====== Task material ======

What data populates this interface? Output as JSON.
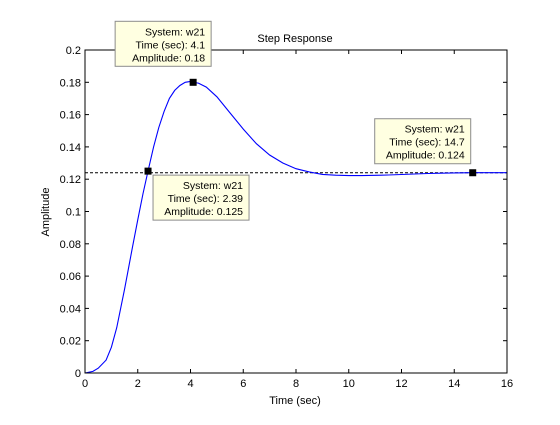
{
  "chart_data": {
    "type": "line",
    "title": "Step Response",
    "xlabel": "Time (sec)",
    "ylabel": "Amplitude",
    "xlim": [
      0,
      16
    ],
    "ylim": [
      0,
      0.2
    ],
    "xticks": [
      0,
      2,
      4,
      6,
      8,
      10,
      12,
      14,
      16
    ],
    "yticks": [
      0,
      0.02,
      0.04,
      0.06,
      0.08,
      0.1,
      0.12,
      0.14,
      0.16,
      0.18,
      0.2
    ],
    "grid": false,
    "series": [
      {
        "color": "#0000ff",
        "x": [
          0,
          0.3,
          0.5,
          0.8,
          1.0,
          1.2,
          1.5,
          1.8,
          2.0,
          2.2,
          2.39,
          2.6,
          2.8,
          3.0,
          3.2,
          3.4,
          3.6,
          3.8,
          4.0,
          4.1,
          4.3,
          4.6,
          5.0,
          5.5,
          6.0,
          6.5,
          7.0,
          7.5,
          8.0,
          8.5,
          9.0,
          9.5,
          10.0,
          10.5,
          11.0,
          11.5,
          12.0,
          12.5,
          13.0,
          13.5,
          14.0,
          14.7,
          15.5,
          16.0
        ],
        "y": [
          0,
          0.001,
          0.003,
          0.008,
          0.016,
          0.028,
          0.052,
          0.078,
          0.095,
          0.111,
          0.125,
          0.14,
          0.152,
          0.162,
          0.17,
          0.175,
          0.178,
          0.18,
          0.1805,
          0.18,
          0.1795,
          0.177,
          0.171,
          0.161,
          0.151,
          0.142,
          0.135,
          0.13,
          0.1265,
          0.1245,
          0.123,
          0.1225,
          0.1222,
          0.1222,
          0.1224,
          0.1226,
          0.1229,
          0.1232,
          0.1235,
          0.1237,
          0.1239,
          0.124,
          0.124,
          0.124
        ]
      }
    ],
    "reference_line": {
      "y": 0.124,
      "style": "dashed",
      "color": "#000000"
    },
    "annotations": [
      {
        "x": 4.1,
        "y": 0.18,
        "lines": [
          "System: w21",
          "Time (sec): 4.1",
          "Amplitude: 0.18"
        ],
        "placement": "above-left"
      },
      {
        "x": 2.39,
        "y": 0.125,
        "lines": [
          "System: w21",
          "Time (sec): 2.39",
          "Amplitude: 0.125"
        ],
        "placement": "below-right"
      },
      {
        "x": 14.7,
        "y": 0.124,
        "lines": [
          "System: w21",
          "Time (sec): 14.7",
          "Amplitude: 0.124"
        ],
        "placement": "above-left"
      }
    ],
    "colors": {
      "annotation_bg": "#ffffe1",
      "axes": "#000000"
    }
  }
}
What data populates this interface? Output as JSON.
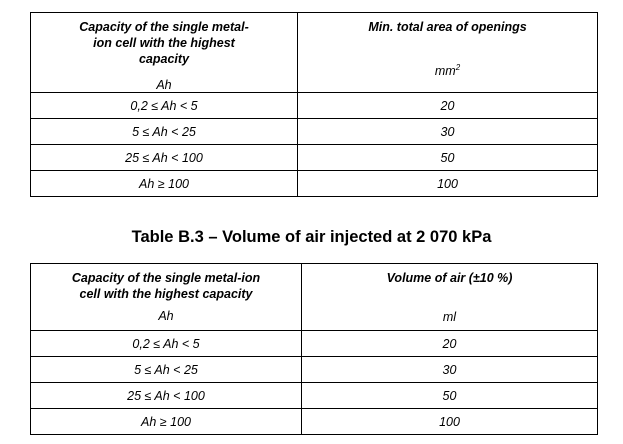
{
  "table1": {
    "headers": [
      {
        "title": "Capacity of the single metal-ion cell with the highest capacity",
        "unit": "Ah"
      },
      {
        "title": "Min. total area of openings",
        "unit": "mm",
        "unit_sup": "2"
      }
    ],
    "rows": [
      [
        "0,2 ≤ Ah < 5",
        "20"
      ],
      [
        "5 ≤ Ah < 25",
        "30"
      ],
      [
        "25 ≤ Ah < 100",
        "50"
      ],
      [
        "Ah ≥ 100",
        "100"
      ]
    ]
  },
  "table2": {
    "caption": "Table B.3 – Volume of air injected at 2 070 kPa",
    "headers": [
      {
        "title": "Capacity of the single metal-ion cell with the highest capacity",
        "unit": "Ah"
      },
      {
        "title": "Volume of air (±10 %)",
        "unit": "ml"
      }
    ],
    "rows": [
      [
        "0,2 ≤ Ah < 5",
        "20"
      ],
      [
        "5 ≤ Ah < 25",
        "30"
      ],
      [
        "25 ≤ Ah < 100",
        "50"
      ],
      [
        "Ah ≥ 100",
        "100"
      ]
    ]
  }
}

======

What the task requires
Transcribe the complete set of entries verbatim. No pictures belong in the copy.

Full output
What data populates this interface? Output as JSON.
{
  "chart_data": {
    "type": "line",
    "title": "Step Response",
    "xlabel": "Time (sec)",
    "ylabel": "Amplitude",
    "xlim": [
      0,
      16
    ],
    "ylim": [
      0,
      0.2
    ],
    "xticks": [
      0,
      2,
      4,
      6,
      8,
      10,
      12,
      14,
      16
    ],
    "yticks": [
      0,
      0.02,
      0.04,
      0.06,
      0.08,
      0.1,
      0.12,
      0.14,
      0.16,
      0.18,
      0.2
    ],
    "grid": false,
    "series": [
      {
        "color": "#0000ff",
        "x": [
          0,
          0.3,
          0.5,
          0.8,
          1.0,
          1.2,
          1.5,
          1.8,
          2.0,
          2.2,
          2.39,
          2.6,
          2.8,
          3.0,
          3.2,
          3.4,
          3.6,
          3.8,
          4.0,
          4.1,
          4.3,
          4.6,
          5.0,
          5.5,
          6.0,
          6.5,
          7.0,
          7.5,
          8.0,
          8.5,
          9.0,
          9.5,
          10.0,
          10.5,
          11.0,
          11.5,
          12.0,
          12.5,
          13.0,
          13.5,
          14.0,
          14.7,
          15.5,
          16.0
        ],
        "y": [
          0,
          0.001,
          0.003,
          0.008,
          0.016,
          0.028,
          0.052,
          0.078,
          0.095,
          0.111,
          0.125,
          0.14,
          0.152,
          0.162,
          0.17,
          0.175,
          0.178,
          0.18,
          0.1805,
          0.18,
          0.1795,
          0.177,
          0.171,
          0.161,
          0.151,
          0.142,
          0.135,
          0.13,
          0.1265,
          0.1245,
          0.123,
          0.1225,
          0.1222,
          0.1222,
          0.1224,
          0.1226,
          0.1229,
          0.1232,
          0.1235,
          0.1237,
          0.1239,
          0.124,
          0.124,
          0.124
        ]
      }
    ],
    "reference_line": {
      "y": 0.124,
      "style": "dashed",
      "color": "#000000"
    },
    "annotations": [
      {
        "x": 4.1,
        "y": 0.18,
        "lines": [
          "System: w21",
          "Time (sec): 4.1",
          "Amplitude: 0.18"
        ],
        "placement": "above-left"
      },
      {
        "x": 2.39,
        "y": 0.125,
        "lines": [
          "System: w21",
          "Time (sec): 2.39",
          "Amplitude: 0.125"
        ],
        "placement": "below-right"
      },
      {
        "x": 14.7,
        "y": 0.124,
        "lines": [
          "System: w21",
          "Time (sec): 14.7",
          "Amplitude: 0.124"
        ],
        "placement": "above-left"
      }
    ],
    "colors": {
      "annotation_bg": "#ffffe1",
      "axes": "#000000"
    }
  }
}
What data populates this interface? Output as JSON.
{
  "table1": {
    "headers": [
      {
        "title": "Capacity of the single metal-ion cell with the highest capacity",
        "unit": "Ah"
      },
      {
        "title": "Min. total area of openings",
        "unit": "mm",
        "unit_sup": "2"
      }
    ],
    "rows": [
      [
        "0,2 ≤ Ah < 5",
        "20"
      ],
      [
        "5 ≤ Ah < 25",
        "30"
      ],
      [
        "25 ≤ Ah < 100",
        "50"
      ],
      [
        "Ah ≥ 100",
        "100"
      ]
    ]
  },
  "table2": {
    "caption": "Table B.3 – Volume of air injected at 2 070 kPa",
    "headers": [
      {
        "title": "Capacity of the single metal-ion cell with the highest capacity",
        "unit": "Ah"
      },
      {
        "title": "Volume of air (±10 %)",
        "unit": "ml"
      }
    ],
    "rows": [
      [
        "0,2 ≤ Ah < 5",
        "20"
      ],
      [
        "5 ≤ Ah < 25",
        "30"
      ],
      [
        "25 ≤ Ah < 100",
        "50"
      ],
      [
        "Ah ≥ 100",
        "100"
      ]
    ]
  }
}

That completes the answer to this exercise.